Problem to solve ▸ Read the lines below. Copy out any that hold the string "fruit".

(Stored entries)
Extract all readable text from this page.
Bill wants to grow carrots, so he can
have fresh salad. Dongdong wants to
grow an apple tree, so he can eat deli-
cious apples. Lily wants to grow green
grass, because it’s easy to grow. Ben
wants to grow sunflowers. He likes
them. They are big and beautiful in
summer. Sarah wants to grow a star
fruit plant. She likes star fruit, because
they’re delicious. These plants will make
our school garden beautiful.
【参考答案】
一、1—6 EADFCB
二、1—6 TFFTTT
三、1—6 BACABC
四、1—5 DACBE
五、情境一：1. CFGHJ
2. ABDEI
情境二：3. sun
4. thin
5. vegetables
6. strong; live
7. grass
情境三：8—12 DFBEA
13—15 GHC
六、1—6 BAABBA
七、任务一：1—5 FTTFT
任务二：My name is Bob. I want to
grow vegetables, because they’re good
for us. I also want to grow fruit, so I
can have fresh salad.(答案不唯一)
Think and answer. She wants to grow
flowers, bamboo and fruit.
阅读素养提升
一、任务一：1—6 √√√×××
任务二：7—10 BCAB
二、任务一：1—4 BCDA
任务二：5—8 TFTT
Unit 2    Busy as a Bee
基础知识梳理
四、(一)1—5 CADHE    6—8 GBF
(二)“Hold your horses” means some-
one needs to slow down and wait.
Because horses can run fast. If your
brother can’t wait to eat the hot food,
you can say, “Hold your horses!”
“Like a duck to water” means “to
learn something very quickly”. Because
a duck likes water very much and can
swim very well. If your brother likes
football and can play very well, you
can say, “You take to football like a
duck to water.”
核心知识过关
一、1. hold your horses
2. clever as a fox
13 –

Solution to this task ▸
fruit plant. She likes star fruit, because
for us. I also want to grow fruit, so I
flowers, bamboo and fruit.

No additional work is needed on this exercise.